Instruction:
Pull out every line of the listing below where "Clarke" appears.

====== Record excerpts ======

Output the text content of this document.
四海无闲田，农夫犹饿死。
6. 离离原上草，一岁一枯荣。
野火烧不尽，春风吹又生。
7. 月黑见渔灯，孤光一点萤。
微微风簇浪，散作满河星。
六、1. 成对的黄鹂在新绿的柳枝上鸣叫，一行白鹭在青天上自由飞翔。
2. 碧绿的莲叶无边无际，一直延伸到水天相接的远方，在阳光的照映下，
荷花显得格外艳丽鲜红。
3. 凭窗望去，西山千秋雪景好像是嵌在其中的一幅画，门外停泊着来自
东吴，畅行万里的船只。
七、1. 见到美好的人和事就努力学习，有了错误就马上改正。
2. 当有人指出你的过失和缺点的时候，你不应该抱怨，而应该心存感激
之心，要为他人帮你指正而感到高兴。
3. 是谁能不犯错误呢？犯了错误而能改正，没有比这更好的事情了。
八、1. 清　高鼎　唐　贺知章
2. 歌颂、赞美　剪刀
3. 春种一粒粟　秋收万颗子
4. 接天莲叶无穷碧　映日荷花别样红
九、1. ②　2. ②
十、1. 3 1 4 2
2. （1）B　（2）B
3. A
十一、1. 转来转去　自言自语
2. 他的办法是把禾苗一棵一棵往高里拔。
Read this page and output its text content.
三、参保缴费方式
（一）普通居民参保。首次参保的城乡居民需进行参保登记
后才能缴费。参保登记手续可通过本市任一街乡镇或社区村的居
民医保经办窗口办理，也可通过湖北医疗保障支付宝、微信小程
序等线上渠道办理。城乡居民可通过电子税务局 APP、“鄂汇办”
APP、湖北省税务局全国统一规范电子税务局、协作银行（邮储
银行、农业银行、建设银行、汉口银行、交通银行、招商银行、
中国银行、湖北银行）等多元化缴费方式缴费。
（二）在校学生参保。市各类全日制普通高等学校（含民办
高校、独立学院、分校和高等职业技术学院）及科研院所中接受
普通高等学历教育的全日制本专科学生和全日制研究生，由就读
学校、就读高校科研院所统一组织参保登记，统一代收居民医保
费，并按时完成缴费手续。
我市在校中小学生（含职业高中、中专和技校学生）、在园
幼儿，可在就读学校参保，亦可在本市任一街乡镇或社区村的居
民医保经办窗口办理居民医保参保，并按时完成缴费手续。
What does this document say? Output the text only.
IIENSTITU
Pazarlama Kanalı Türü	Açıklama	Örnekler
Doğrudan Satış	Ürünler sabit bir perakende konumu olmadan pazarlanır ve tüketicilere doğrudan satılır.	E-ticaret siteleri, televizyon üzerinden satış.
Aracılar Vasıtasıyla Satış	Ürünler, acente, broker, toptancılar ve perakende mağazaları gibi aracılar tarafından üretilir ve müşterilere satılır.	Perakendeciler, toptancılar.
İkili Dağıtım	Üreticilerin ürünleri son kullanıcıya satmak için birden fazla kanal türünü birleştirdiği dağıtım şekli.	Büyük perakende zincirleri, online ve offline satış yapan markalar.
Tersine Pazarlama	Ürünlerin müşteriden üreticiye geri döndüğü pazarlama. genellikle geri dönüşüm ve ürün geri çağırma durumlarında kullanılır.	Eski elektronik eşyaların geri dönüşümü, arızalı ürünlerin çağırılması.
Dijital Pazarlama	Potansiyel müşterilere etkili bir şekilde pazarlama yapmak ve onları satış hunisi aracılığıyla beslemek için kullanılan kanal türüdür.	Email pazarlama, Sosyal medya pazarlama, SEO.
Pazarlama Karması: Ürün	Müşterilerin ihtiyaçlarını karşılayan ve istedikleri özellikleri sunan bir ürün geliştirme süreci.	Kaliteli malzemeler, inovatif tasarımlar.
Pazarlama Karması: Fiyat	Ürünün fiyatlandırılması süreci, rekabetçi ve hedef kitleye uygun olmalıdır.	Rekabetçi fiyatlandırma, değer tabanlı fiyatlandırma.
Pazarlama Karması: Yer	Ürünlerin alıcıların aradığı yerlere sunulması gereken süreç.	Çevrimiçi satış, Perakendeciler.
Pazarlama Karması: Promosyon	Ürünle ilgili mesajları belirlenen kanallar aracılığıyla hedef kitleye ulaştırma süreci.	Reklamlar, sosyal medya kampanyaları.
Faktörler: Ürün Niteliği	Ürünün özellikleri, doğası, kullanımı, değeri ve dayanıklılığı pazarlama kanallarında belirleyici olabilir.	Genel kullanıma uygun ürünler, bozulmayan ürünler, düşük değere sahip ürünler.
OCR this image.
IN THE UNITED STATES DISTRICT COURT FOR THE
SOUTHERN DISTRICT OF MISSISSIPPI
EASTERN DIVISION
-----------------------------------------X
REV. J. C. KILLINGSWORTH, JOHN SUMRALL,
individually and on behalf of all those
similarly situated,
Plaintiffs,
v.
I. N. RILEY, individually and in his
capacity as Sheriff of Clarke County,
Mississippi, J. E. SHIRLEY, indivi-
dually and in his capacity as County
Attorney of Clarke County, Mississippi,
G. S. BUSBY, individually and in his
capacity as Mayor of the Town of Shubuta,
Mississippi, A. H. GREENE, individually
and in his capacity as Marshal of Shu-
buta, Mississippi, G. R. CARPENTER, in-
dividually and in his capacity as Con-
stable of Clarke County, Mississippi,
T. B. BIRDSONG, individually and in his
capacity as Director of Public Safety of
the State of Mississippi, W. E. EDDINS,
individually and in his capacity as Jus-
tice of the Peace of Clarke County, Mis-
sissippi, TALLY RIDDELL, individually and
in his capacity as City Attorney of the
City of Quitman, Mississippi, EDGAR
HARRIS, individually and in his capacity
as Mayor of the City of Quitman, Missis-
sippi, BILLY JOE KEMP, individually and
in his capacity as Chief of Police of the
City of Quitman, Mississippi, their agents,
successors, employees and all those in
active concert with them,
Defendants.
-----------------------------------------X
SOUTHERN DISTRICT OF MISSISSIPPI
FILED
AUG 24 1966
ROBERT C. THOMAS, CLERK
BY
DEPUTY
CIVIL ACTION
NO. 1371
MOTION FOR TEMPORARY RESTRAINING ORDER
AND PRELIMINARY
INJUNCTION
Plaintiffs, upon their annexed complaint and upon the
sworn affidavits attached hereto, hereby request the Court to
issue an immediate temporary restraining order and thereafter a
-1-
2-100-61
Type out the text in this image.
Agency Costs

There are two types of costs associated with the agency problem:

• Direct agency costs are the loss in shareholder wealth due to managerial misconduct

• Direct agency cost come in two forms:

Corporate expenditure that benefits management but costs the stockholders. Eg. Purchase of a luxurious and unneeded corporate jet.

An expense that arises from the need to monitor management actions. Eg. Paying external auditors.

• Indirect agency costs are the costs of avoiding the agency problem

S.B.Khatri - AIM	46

======

Answer to this problem:
capacity as Sheriff of Clarke County,
Attorney of Clarke County, Mississippi,
stable of Clarke County, Mississippi,
tice of the Peace of Clarke County, Mis-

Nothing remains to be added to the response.